* [GOAL OF THE EXERCISE]
Read the entries below and pull out each line with the string "text".

---------- DATA SECTION ----------

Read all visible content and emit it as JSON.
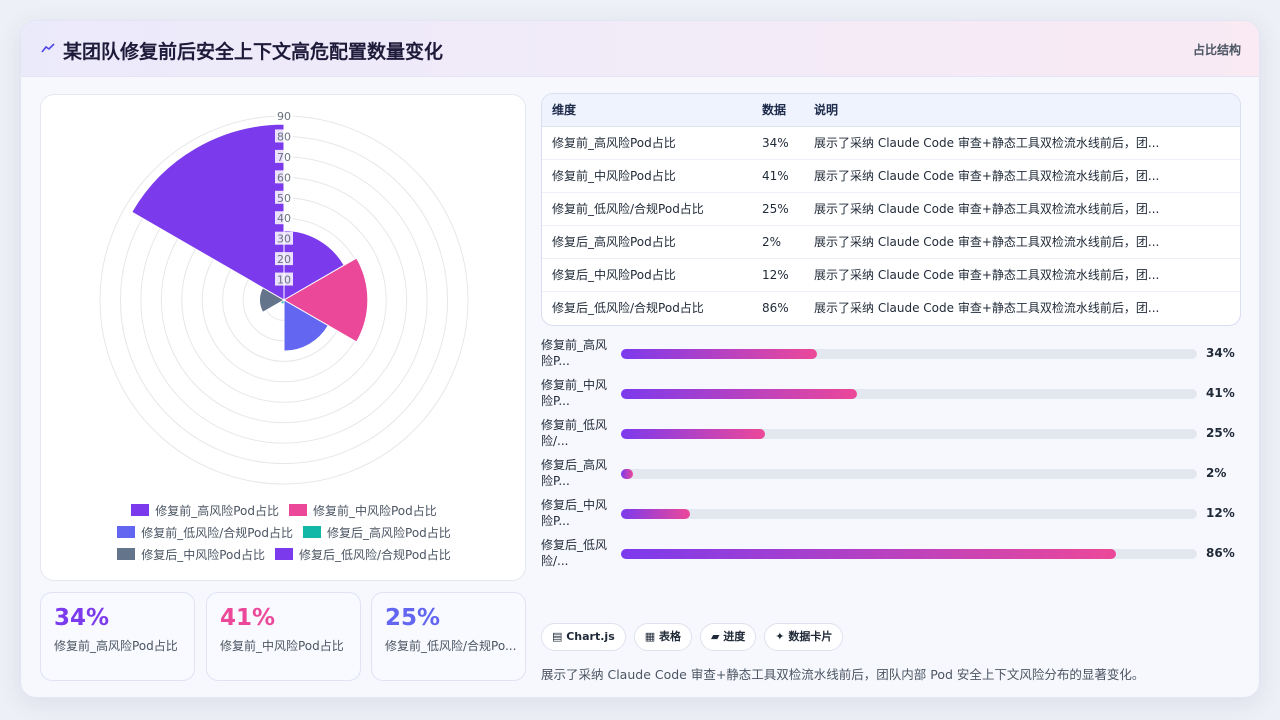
{
  "header": {
    "title": "某团队修复前后安全上下文高危配置数量变化",
    "tag": "占比结构"
  },
  "colors": {
    "purple": "#7c3aed",
    "pink": "#ec4899",
    "indigo": "#6366f1",
    "teal": "#14b8a6",
    "slate": "#64748b"
  },
  "chart_data": {
    "type": "polarArea",
    "categories": [
      "修复前_高风险Pod占比",
      "修复前_中风险Pod占比",
      "修复前_低风险/合规Pod占比",
      "修复后_高风险Pod占比",
      "修复后_中风险Pod占比",
      "修复后_低风险/合规Pod占比"
    ],
    "values": [
      34,
      41,
      25,
      2,
      12,
      86
    ],
    "colors": [
      "#7c3aed",
      "#ec4899",
      "#6366f1",
      "#14b8a6",
      "#64748b",
      "#7c3aed"
    ],
    "r_range": [
      0,
      90
    ],
    "r_ticks": [
      10,
      20,
      30,
      40,
      50,
      60,
      70,
      80,
      90
    ],
    "legend_position": "bottom",
    "grid": true
  },
  "kpis": [
    {
      "value": "34%",
      "label": "修复前_高风险Pod占比",
      "color": "#7c3aed"
    },
    {
      "value": "41%",
      "label": "修复前_中风险Pod占比",
      "color": "#ec4899"
    },
    {
      "value": "25%",
      "label": "修复前_低风险/合规Po...",
      "color": "#6366f1"
    }
  ],
  "table": {
    "headers": [
      "维度",
      "数据",
      "说明"
    ],
    "rows": [
      [
        "修复前_高风险Pod占比",
        "34%",
        "展示了采纳 Claude Code 审查+静态工具双检流水线前后，团..."
      ],
      [
        "修复前_中风险Pod占比",
        "41%",
        "展示了采纳 Claude Code 审查+静态工具双检流水线前后，团..."
      ],
      [
        "修复前_低风险/合规Pod占比",
        "25%",
        "展示了采纳 Claude Code 审查+静态工具双检流水线前后，团..."
      ],
      [
        "修复后_高风险Pod占比",
        "2%",
        "展示了采纳 Claude Code 审查+静态工具双检流水线前后，团..."
      ],
      [
        "修复后_中风险Pod占比",
        "12%",
        "展示了采纳 Claude Code 审查+静态工具双检流水线前后，团..."
      ],
      [
        "修复后_低风险/合规Pod占比",
        "86%",
        "展示了采纳 Claude Code 审查+静态工具双检流水线前后，团..."
      ]
    ]
  },
  "bars": [
    {
      "label": "修复前_高风险P...",
      "value": 34,
      "text": "34%"
    },
    {
      "label": "修复前_中风险P...",
      "value": 41,
      "text": "41%"
    },
    {
      "label": "修复前_低风险/...",
      "value": 25,
      "text": "25%"
    },
    {
      "label": "修复后_高风险P...",
      "value": 2,
      "text": "2%"
    },
    {
      "label": "修复后_中风险P...",
      "value": 12,
      "text": "12%"
    },
    {
      "label": "修复后_低风险/...",
      "value": 86,
      "text": "86%"
    }
  ],
  "chips": [
    "Chart.js",
    "表格",
    "进度",
    "数据卡片"
  ],
  "chip_icons": [
    "chart-icon",
    "table-icon",
    "folder-icon",
    "sparkle-icon"
  ],
  "footer_note": "展示了采纳 Claude Code 审查+静态工具双检流水线前后，团队内部 Pod 安全上下文风险分布的显著变化。"
}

----------

* [SOLUTION TO THE PROBLEM]
      "text": "34%"
      "text": "41%"
      "text": "25%"
      "text": "2%"
      "text": "12%"
      "text": "86%"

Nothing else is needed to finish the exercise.